-- begin Extracted material --

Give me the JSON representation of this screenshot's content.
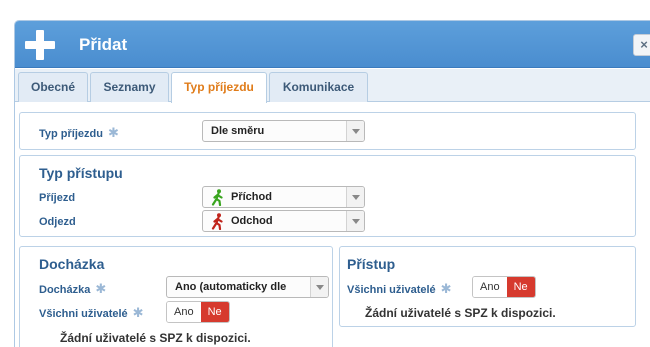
{
  "dialog": {
    "title": "Přidat",
    "close_label": "×"
  },
  "tabs": [
    {
      "label": "Obecné",
      "active": false
    },
    {
      "label": "Seznamy",
      "active": false
    },
    {
      "label": "Typ příjezdu",
      "active": true
    },
    {
      "label": "Komunikace",
      "active": false
    }
  ],
  "arrival_type": {
    "label": "Typ příjezdu",
    "required_mark": "✱",
    "value": "Dle směru"
  },
  "access_type": {
    "title": "Typ přístupu",
    "arrival": {
      "label": "Příjezd",
      "value": "Příchod",
      "icon": "walk-in-icon",
      "icon_color": "#3aa51f"
    },
    "departure": {
      "label": "Odjezd",
      "value": "Odchod",
      "icon": "walk-out-icon",
      "icon_color": "#c0241b"
    }
  },
  "attendance": {
    "title": "Docházka",
    "field_label": "Docházka",
    "required_mark": "✱",
    "value": "Ano (automaticky dle",
    "all_users_label": "Všichni uživatelé",
    "all_users_required_mark": "✱",
    "toggle_yes": "Ano",
    "toggle_no": "Ne",
    "note": "Žádní uživatelé s SPZ k dispozici."
  },
  "access": {
    "title": "Přístup",
    "all_users_label": "Všichni uživatelé",
    "all_users_required_mark": "✱",
    "toggle_yes": "Ano",
    "toggle_no": "Ne",
    "note": "Žádní uživatelé s SPZ k dispozici."
  },
  "colors": {
    "titlebar": "#4a8dcf",
    "active_tab_text": "#e07c1a",
    "section_text": "#2e5e8f",
    "toggle_active": "#d63a2e"
  }
}
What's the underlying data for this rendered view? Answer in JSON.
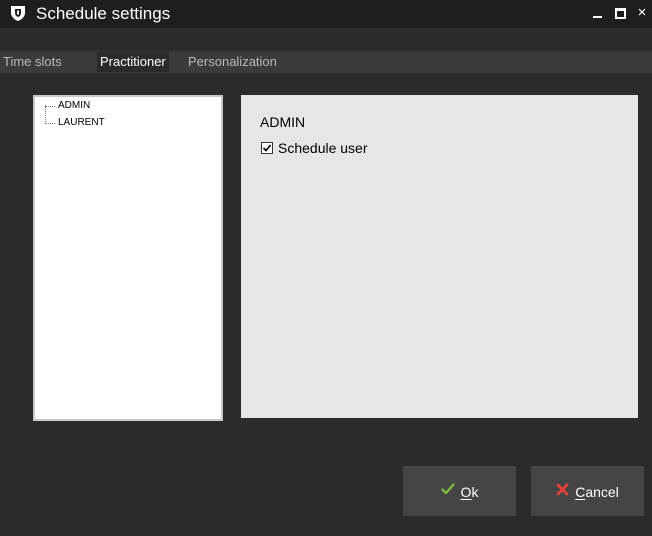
{
  "window": {
    "title": "Schedule settings",
    "controls": {
      "minimize": "minimize-icon",
      "maximize": "maximize-icon",
      "close": "×"
    }
  },
  "tabs": [
    {
      "label": "Time slots",
      "active": false
    },
    {
      "label": "Practitioner",
      "active": true
    },
    {
      "label": "Personalization",
      "active": false
    }
  ],
  "tree": {
    "items": [
      {
        "label": "ADMIN"
      },
      {
        "label": "LAURENT"
      }
    ]
  },
  "details": {
    "user_name": "ADMIN",
    "schedule_user_label": "Schedule user",
    "schedule_user_checked": true
  },
  "buttons": {
    "ok": {
      "mnemonic": "O",
      "rest": "k"
    },
    "cancel": {
      "mnemonic": "C",
      "rest": "ancel"
    }
  },
  "colors": {
    "ok_icon": "#7fb93d",
    "cancel_icon": "#e6413a"
  },
  "icons": {
    "app": "app-shield-icon",
    "ok": "checkmark-icon",
    "cancel": "x-icon"
  }
}
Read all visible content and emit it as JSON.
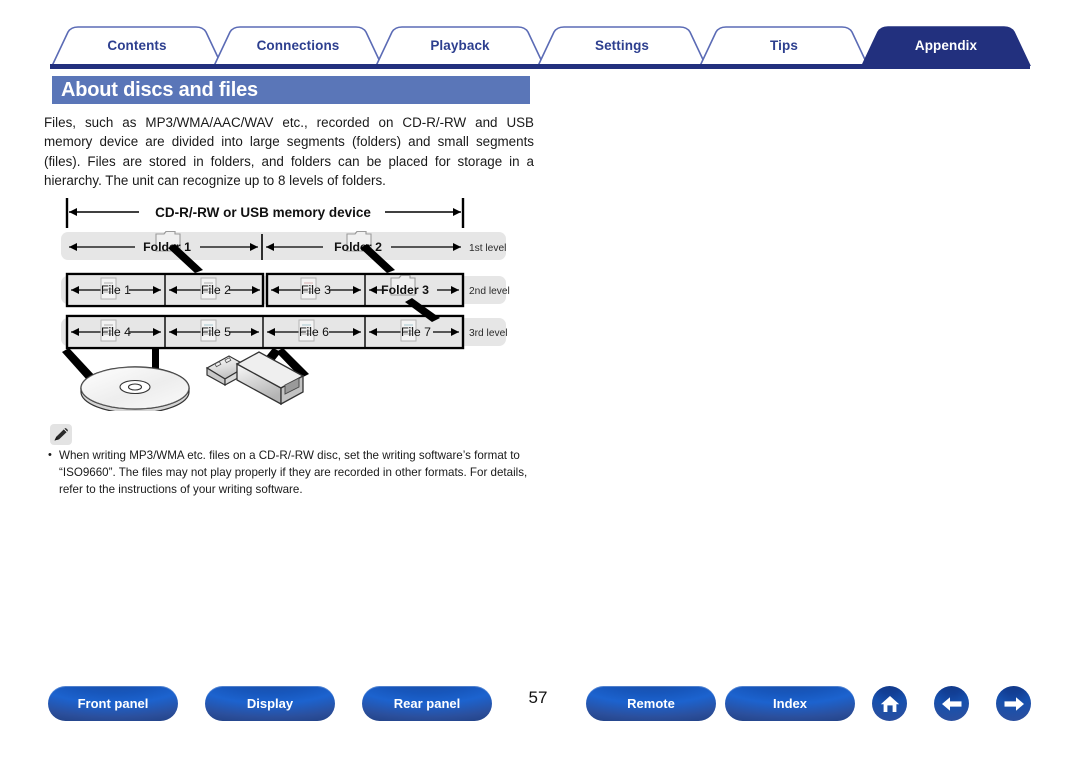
{
  "tabs": [
    {
      "label": "Contents",
      "active": false
    },
    {
      "label": "Connections",
      "active": false
    },
    {
      "label": "Playback",
      "active": false
    },
    {
      "label": "Settings",
      "active": false
    },
    {
      "label": "Tips",
      "active": false
    },
    {
      "label": "Appendix",
      "active": true
    }
  ],
  "heading": "About discs and files",
  "intro": "Files, such as MP3/WMA/AAC/WAV etc., recorded on CD-R/-RW and USB memory device are divided into large segments (folders) and small segments (files). Files are stored in folders, and folders can be placed for storage in a hierarchy. The unit can recognize up to 8 levels of folders.",
  "diagram": {
    "title": "CD-R/-RW or USB memory device",
    "levels": [
      {
        "label": "1st level",
        "cells": [
          {
            "text": "Folder 1",
            "icon": "folder-icon",
            "bold": true
          },
          {
            "text": "Folder 2",
            "icon": "folder-icon",
            "bold": true
          }
        ]
      },
      {
        "label": "2nd level",
        "cells": [
          {
            "text": "File 1",
            "icon": "file-icon",
            "bold": false
          },
          {
            "text": "File 2",
            "icon": "file-icon",
            "bold": false
          },
          {
            "text": "File 3",
            "icon": "file-icon",
            "bold": false
          },
          {
            "text": "Folder 3",
            "icon": "folder-icon",
            "bold": true
          }
        ]
      },
      {
        "label": "3rd level",
        "cells": [
          {
            "text": "File 4",
            "icon": "file-icon",
            "bold": false
          },
          {
            "text": "File 5",
            "icon": "file-icon",
            "bold": false
          },
          {
            "text": "File 6",
            "icon": "file-icon",
            "bold": false
          },
          {
            "text": "File 7",
            "icon": "file-icon",
            "bold": false
          }
        ]
      }
    ],
    "media": [
      {
        "name": "cd-disc-illustration"
      },
      {
        "name": "usb-memory-device-illustration"
      }
    ]
  },
  "note": {
    "icon": "pencil-icon",
    "bullet": "•",
    "text": "When writing MP3/WMA etc. files on a CD-R/-RW disc, set the writing software’s format to “ISO9660”. The files may not play properly if they are recorded in other formats. For details, refer to the instructions of your writing software."
  },
  "footer": {
    "page_number": "57",
    "left_buttons": [
      {
        "label": "Front panel"
      },
      {
        "label": "Display"
      },
      {
        "label": "Rear panel"
      }
    ],
    "right_buttons": [
      {
        "label": "Remote"
      },
      {
        "label": "Index"
      }
    ],
    "icon_buttons": [
      {
        "icon": "home-icon"
      },
      {
        "icon": "arrow-left-icon"
      },
      {
        "icon": "arrow-right-icon"
      }
    ]
  },
  "colors": {
    "tab_active_bg": "#22307e",
    "tab_inactive_text": "#2d3f8f",
    "tab_outline": "#5b6bb5",
    "heading_bg": "#5a76b8",
    "rule": "#22307e",
    "button_blue": "#1757bd",
    "level_band": "#e6e6e6"
  }
}
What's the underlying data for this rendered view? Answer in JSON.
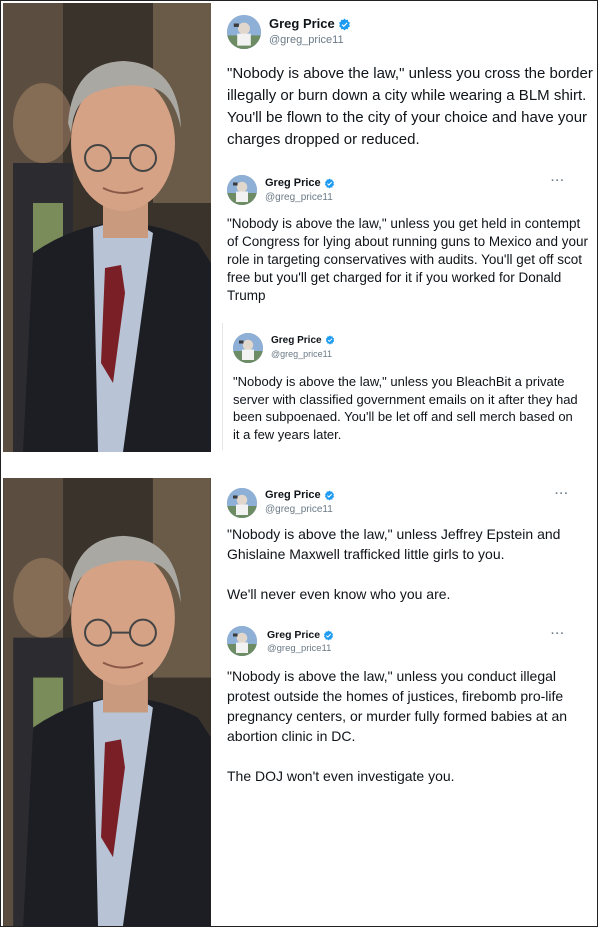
{
  "author": {
    "name": "Greg Price",
    "handle": "@greg_price11",
    "verified_color": "#1d9bf0"
  },
  "more_icon": "···",
  "tweets": [
    {
      "text": "\"Nobody is above the law,\" unless you cross the border illegally or burn down a city while wearing a BLM shirt. You'll be flown to the city of your choice and have your charges dropped or reduced."
    },
    {
      "text": "\"Nobody is above the law,\" unless you get held in contempt of Congress for lying about running guns to Mexico and your role in targeting conservatives with audits. You'll get off scot free but you'll get charged for it if you worked for Donald Trump"
    },
    {
      "text": "\"Nobody is above the law,\" unless you BleachBit a private server with classified government emails on it after they had been subpoenaed. You'll be let off and sell merch based on it a few years later."
    },
    {
      "text": "\"Nobody is above the law,\" unless Jeffrey Epstein and Ghislaine Maxwell trafficked little girls to you.\n\nWe'll never even know who you are."
    },
    {
      "text": "\"Nobody is above the law,\" unless you conduct illegal protest outside the homes of justices, firebomb pro-life pregnancy centers, or murder fully formed babies at an abortion clinic in DC.\n\nThe DOJ won't even investigate you."
    }
  ]
}
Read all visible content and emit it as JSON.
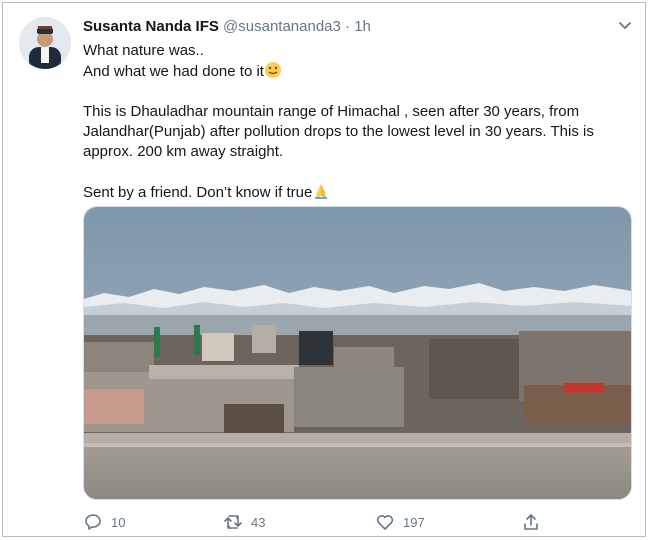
{
  "tweet": {
    "author_name": "Susanta Nanda IFS",
    "handle": "@susantananda3",
    "separator": "·",
    "time": "1h",
    "lines": [
      "What nature was..",
      "And what we had done to it",
      "This is Dhauladhar mountain range of  Himachal , seen after 30 years, from Jalandhar(Punjab) after pollution drops to the lowest level in 30 years. This is approx. 200 km away straight.",
      "Sent by a friend. Don’t know if true"
    ],
    "emojis": [
      "smiling-face-emoji",
      "folded-hands-emoji"
    ]
  },
  "actions": {
    "reply_count": "10",
    "retweet_count": "43",
    "like_count": "197"
  },
  "icons": [
    "chevron-down-icon",
    "reply-icon",
    "retweet-icon",
    "like-icon",
    "share-icon"
  ],
  "colors": {
    "text": "#14171a",
    "secondary": "#657786",
    "border": "#b9b9b9"
  }
}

-- end Extracted material --

- [Given problem]:
Go through the listing above and list every line that has the word "příjezdu".

- [Response for this exercise]:
      "label": "Typ příjezdu",
    "label": "Typ příjezdu",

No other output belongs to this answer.